Set exercise: Show every line that has the string "December" in it.

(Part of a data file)
========

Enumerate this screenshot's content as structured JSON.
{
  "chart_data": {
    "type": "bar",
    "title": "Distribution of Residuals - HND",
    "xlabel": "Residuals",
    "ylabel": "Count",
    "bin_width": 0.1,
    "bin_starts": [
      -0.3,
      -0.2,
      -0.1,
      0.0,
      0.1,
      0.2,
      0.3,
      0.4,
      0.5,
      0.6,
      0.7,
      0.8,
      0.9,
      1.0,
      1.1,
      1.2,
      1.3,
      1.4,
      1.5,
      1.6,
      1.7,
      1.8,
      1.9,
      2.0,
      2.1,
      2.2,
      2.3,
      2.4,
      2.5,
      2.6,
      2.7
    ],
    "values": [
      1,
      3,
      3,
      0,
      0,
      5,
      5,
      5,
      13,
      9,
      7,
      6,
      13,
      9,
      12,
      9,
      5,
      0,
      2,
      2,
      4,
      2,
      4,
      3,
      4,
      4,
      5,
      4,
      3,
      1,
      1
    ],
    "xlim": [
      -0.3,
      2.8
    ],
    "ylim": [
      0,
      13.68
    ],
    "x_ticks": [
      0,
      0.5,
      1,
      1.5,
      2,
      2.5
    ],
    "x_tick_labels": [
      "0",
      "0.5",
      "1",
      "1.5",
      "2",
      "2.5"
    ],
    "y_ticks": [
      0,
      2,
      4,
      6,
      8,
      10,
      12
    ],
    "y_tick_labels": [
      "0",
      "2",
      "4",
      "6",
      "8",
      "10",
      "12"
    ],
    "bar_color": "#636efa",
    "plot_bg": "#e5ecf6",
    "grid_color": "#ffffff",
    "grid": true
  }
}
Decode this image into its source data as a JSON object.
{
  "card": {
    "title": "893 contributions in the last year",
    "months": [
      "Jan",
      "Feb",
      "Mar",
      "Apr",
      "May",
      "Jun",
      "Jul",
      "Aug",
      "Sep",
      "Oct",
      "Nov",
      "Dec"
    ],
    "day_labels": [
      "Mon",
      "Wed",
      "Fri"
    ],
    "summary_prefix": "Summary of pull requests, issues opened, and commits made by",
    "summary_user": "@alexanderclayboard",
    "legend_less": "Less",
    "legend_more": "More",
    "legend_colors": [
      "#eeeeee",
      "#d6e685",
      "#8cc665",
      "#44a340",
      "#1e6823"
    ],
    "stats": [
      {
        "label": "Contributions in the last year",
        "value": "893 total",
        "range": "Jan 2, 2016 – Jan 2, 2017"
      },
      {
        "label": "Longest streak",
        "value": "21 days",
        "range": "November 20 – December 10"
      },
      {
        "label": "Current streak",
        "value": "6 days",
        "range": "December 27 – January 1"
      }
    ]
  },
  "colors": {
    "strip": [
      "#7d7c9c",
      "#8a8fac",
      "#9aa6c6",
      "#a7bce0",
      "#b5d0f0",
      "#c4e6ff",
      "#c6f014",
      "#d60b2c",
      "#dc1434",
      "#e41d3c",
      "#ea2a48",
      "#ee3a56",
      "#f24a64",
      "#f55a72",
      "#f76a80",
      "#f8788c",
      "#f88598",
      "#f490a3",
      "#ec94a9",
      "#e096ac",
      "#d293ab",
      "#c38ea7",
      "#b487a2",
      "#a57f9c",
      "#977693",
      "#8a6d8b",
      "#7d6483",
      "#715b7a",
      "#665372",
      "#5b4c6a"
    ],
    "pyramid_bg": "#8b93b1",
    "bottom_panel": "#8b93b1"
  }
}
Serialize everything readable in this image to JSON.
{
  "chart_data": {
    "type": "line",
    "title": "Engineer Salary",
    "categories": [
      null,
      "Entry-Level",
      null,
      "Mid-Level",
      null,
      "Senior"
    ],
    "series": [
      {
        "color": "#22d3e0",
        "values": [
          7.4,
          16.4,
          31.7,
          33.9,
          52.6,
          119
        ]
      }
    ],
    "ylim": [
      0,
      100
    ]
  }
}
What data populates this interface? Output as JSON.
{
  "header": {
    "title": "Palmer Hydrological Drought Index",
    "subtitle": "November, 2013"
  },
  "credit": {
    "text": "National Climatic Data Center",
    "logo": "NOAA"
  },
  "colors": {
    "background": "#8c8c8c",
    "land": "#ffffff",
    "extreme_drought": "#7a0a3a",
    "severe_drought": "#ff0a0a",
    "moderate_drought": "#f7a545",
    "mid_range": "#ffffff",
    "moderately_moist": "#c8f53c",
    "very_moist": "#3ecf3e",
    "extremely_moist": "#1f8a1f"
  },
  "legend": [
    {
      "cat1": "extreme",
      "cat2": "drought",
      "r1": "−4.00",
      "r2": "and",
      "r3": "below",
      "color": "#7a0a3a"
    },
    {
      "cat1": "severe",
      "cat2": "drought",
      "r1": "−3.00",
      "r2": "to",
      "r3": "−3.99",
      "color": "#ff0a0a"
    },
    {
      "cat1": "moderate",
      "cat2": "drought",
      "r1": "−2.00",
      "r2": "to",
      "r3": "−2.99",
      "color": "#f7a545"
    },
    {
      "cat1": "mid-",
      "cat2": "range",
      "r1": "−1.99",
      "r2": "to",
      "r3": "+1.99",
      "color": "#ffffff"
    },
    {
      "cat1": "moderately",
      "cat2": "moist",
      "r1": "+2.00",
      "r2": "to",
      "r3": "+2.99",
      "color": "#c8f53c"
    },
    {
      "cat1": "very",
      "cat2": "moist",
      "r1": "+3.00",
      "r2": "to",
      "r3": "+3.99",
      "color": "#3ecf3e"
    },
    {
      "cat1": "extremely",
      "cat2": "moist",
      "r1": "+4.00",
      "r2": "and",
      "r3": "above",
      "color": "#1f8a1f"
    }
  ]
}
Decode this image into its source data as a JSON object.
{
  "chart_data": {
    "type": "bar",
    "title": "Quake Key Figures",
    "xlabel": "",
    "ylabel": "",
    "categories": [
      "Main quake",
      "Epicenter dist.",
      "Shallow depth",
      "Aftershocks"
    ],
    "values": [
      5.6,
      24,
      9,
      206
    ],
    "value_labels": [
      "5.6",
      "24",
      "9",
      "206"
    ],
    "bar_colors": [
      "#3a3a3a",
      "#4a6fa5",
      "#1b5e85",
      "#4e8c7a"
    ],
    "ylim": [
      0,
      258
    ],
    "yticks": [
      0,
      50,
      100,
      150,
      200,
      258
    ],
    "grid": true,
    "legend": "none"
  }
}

========

Exercise response:
        "range": "November 20 – December 10"
        "range": "December 27 – January 1"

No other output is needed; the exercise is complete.